__YOUR GOAL__. Among the entries below, find how many lines carry the word "this" and state only that figure.

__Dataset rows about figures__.
^^^^^^^^

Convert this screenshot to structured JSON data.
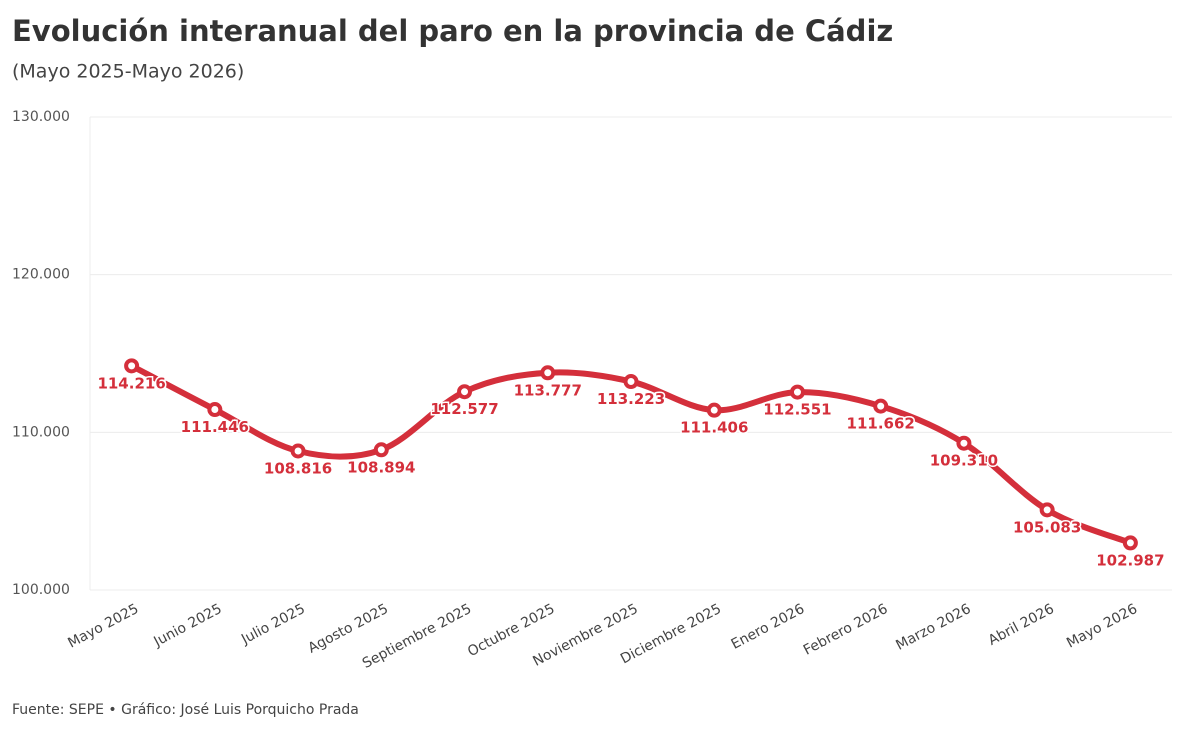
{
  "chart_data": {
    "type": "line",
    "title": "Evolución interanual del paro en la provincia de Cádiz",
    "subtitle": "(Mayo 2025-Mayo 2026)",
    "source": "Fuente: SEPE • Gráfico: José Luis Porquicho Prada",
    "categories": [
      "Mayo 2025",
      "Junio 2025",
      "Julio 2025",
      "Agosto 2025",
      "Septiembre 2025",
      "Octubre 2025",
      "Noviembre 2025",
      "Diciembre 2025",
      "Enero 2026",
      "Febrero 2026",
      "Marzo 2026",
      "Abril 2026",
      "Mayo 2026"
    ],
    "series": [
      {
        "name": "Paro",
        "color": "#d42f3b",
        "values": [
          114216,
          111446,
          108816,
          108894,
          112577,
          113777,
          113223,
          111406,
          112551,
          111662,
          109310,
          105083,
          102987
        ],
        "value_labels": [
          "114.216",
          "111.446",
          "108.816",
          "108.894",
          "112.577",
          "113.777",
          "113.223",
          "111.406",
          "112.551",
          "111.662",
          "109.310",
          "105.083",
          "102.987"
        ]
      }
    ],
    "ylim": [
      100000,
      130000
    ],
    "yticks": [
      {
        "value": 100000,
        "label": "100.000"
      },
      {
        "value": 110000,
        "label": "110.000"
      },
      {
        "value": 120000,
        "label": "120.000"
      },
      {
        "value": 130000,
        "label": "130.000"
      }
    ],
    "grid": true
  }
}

^^^^^^^^

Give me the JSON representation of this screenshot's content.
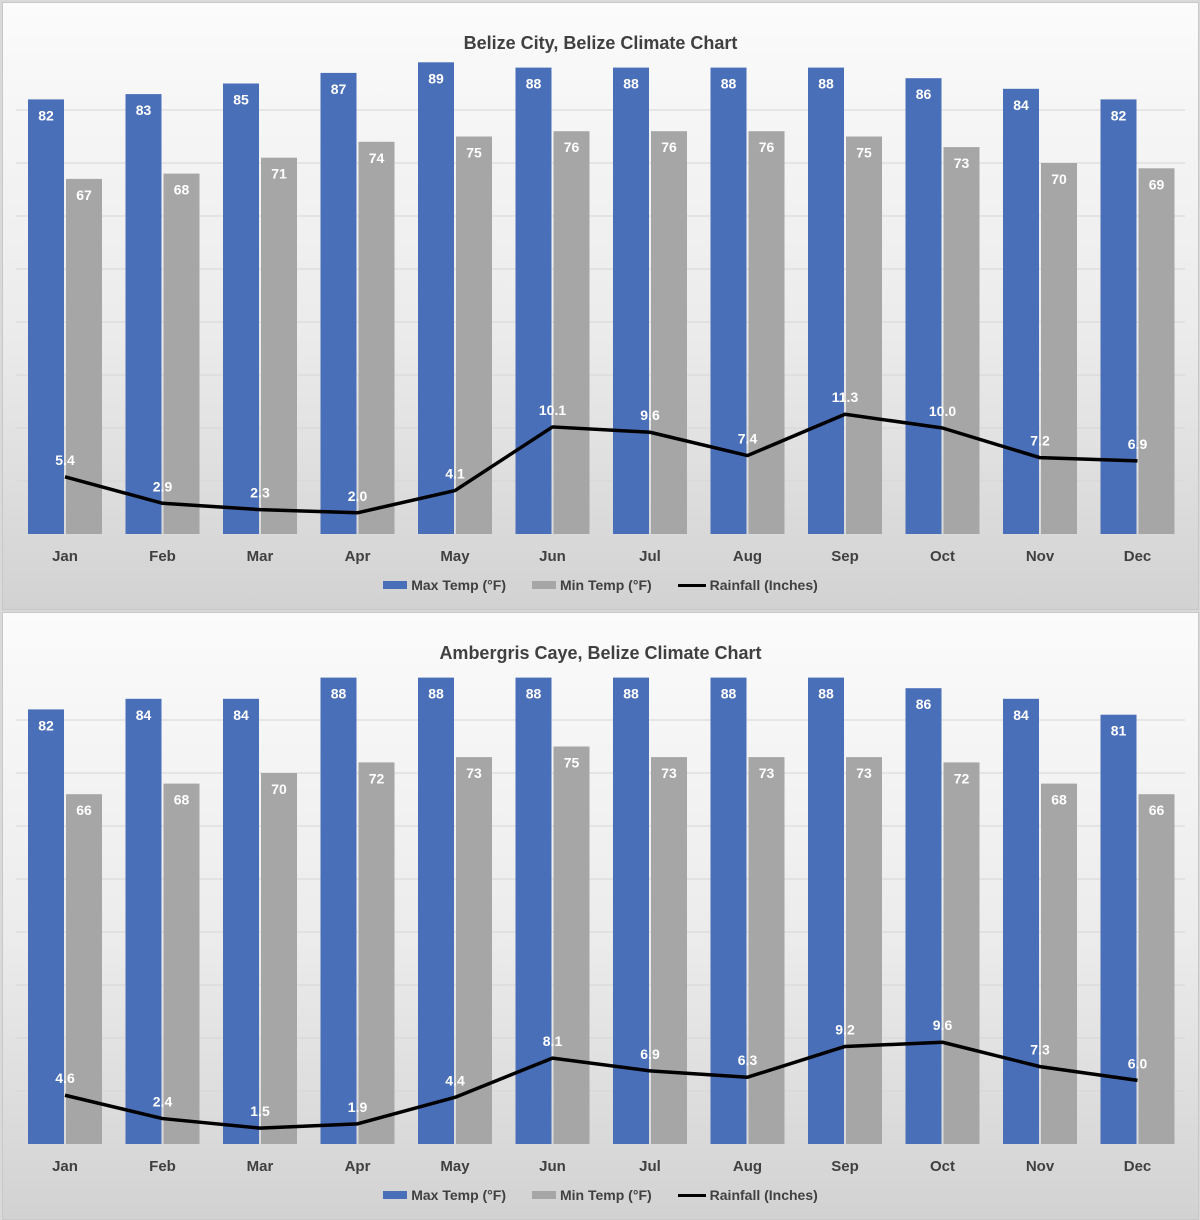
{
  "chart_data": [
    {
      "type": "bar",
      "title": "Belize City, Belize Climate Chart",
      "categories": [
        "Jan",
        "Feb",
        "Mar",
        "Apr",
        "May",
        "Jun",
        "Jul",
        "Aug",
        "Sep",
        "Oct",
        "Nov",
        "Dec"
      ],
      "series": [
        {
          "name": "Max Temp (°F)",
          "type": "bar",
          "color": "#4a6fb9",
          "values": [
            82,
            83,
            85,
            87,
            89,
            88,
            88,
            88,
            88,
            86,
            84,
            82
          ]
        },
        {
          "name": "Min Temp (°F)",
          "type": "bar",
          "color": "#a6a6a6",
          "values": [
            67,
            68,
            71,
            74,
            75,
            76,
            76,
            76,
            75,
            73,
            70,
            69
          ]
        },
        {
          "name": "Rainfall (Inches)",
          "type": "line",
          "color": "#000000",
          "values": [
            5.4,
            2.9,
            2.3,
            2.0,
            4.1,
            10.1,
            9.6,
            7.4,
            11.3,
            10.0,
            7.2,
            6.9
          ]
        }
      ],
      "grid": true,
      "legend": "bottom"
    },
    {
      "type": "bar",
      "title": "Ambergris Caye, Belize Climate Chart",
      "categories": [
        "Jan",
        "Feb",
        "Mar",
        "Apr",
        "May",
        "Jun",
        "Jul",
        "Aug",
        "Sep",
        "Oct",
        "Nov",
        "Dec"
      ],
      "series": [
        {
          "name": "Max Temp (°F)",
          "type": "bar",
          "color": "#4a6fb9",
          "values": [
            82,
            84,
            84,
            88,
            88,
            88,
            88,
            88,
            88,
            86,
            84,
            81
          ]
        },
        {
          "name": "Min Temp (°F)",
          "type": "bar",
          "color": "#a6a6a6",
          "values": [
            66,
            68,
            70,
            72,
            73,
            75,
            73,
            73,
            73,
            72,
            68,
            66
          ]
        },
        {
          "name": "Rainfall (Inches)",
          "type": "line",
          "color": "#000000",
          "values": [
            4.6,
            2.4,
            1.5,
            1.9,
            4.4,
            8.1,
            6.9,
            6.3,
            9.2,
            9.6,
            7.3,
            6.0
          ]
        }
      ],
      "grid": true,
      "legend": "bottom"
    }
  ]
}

^^^^^^^^

__WORKED ANSWER__. 2